▸ **Do this**:
Below are records to be output exactly, every one of them.

(Lines of data)

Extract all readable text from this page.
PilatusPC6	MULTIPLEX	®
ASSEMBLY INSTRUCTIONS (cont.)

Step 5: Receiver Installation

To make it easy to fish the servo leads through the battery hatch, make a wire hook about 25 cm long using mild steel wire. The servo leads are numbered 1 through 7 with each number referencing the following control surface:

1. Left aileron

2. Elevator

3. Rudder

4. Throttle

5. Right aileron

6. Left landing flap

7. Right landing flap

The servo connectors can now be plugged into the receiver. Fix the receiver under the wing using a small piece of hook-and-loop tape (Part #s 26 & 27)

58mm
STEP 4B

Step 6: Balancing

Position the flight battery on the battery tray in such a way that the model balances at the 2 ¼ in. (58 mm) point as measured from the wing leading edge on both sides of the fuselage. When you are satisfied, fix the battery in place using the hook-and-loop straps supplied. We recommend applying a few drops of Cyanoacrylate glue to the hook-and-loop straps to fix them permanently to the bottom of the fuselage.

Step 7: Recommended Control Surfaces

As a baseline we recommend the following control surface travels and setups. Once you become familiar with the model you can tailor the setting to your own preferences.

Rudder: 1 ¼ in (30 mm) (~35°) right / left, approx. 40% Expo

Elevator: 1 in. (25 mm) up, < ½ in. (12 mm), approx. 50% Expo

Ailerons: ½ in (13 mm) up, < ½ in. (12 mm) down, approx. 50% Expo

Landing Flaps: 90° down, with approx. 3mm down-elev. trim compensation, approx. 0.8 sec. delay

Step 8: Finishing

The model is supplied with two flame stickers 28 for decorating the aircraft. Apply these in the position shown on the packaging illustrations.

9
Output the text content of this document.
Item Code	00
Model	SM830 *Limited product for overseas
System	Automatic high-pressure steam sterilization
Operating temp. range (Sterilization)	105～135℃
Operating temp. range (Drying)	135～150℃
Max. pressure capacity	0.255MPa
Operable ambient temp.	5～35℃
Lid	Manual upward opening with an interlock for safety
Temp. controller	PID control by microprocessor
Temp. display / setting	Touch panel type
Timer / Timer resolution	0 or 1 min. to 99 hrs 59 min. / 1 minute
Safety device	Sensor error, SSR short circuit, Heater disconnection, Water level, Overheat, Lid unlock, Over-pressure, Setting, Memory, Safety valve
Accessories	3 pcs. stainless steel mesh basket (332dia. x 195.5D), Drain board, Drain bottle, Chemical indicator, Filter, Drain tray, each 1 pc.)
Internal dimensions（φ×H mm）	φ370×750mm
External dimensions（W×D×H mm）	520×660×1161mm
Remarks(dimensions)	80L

▸ **Response to this exercise**:
Extract all readable text from this page.
PilatusPC6	MULTIPLEX	®
ASSEMBLY INSTRUCTIONS (cont.)

Step 5: Receiver Installation

To make it easy to fish the servo leads through the battery hatch, make a wire hook about 25 cm long using mild steel wire. The servo leads are numbered 1 through 7 with each number referencing the following control surface:

1. Left aileron

2. Elevator

3. Rudder

4. Throttle

5. Right aileron

6. Left landing flap

7. Right landing flap

The servo connectors can now be plugged into the receiver. Fix the receiver under the wing using a small piece of hook-and-loop tape (Part #s 26 & 27)

58mm
STEP 4B

Step 6: Balancing

Position the flight battery on the battery tray in such a way that the model balances at the 2 ¼ in. (58 mm) point as measured from the wing leading edge on both sides of the fuselage. When you are satisfied, fix the battery in place using the hook-and-loop straps supplied. We recommend applying a few drops of Cyanoacrylate glue to the hook-and-loop straps to fix them permanently to the bottom of the fuselage.

Step 7: Recommended Control Surfaces

As a baseline we recommend the following control surface travels and setups. Once you become familiar with the model you can tailor the setting to your own preferences.

Rudder: 1 ¼ in (30 mm) (~35°) right / left, approx. 40% Expo

Elevator: 1 in. (25 mm) up, < ½ in. (12 mm), approx. 50% Expo

Ailerons: ½ in (13 mm) up, < ½ in. (12 mm) down, approx. 50% Expo

Landing Flaps: 90° down, with approx. 3mm down-elev. trim compensation, approx. 0.8 sec. delay

Step 8: Finishing

The model is supplied with two flame stickers 28 for decorating the aircraft. Apply these in the position shown on the packaging illustrations.

9
Output the text content of this document.
Item Code	00
Model	SM830 *Limited product for overseas
System	Automatic high-pressure steam sterilization
Operating temp. range (Sterilization)	105～135℃
Operating temp. range (Drying)	135～150℃
Max. pressure capacity	0.255MPa
Operable ambient temp.	5～35℃
Lid	Manual upward opening with an interlock for safety
Temp. controller	PID control by microprocessor
Temp. display / setting	Touch panel type
Timer / Timer resolution	0 or 1 min. to 99 hrs 59 min. / 1 minute
Safety device	Sensor error, SSR short circuit, Heater disconnection, Water level, Overheat, Lid unlock, Over-pressure, Setting, Memory, Safety valve
Accessories	3 pcs. stainless steel mesh basket (332dia. x 195.5D), Drain board, Drain bottle, Chemical indicator, Filter, Drain tray, each 1 pc.)
Internal dimensions（φ×H mm）	φ370×750mm
External dimensions（W×D×H mm）	520×660×1161mm
Remarks(dimensions)	80L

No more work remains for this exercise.